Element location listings
※ ※ ※
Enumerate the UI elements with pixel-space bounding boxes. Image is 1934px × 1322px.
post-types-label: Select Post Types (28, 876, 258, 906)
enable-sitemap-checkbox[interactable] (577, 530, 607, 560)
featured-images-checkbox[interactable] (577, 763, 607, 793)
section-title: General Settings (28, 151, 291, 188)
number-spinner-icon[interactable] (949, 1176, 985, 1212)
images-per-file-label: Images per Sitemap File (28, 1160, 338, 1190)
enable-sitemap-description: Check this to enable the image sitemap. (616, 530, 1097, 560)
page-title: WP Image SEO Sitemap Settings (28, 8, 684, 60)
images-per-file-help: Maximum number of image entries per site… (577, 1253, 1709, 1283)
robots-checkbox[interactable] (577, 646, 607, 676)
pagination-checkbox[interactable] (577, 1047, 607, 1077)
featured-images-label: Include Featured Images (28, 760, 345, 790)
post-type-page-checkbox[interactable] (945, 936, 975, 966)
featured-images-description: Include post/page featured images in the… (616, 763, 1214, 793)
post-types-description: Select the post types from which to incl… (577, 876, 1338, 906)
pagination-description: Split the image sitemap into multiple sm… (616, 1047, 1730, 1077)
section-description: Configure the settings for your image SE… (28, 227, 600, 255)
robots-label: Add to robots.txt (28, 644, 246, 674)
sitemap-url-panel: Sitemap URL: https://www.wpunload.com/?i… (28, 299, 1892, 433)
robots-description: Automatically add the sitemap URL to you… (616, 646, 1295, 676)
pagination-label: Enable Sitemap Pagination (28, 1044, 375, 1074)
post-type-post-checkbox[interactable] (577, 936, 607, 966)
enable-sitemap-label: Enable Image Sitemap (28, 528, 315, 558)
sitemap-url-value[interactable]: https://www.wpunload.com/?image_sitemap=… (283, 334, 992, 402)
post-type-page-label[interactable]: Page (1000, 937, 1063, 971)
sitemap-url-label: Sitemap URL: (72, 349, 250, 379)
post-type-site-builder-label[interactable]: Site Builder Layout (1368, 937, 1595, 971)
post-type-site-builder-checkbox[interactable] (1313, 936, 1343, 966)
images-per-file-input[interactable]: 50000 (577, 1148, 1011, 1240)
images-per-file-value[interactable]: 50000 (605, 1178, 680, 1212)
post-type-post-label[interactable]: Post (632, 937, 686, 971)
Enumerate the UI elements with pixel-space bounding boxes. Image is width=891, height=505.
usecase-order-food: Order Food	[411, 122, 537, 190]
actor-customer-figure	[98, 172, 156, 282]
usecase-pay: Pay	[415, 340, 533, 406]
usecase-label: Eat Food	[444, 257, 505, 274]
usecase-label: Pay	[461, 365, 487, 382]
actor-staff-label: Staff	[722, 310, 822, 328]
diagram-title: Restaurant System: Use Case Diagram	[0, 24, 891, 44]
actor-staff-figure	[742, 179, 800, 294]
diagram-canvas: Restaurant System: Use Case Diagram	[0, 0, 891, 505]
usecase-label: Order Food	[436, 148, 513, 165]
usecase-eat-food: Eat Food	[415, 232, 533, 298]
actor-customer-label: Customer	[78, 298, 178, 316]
※ ※ ※
Lay out the lines from the start of the records through the line containing "featured-images-label: Include Featured" as a Markdown table with the columns Row and Line. Leave out any blank lines.

▶ _EXERCISE SOLUTION_
| Row | Line |
|---|---|
| 1 | Enumerate the UI elements with pixel-space bounding boxes. Image is 1934px × 1322px. |
| 2 | post-types-label: Select Post Types (28, 876, 258, 906) |
| 3 | enable-sitemap-checkbox[interactable] (577, 530, 607, 560) |
| 4 | featured-images-checkbox[interactable] (577, 763, 607, 793) |
| 5 | section-title: General Settings (28, 151, 291, 188) |
| 6 | number-spinner-icon[interactable] (949, 1176, 985, 1212) |
| 7 | images-per-file-label: Images per Sitemap File (28, 1160, 338, 1190) |
| 8 | enable-sitemap-description: Check this to enable the image sitemap. (616, 530, 1097, 560) |
| 9 | page-title: WP Image SEO Sitemap Settings (28, 8, 684, 60) |
| 10 | images-per-file-help: Maximum number of image entries per site… (577, 1253, 1709, 1283) |
| 11 | robots-checkbox[interactable] (577, 646, 607, 676) |
| 12 | pagination-checkbox[interactable] (577, 1047, 607, 1077) |
| 13 | featured-images-label: Include Featured Images (28, 760, 345, 790) |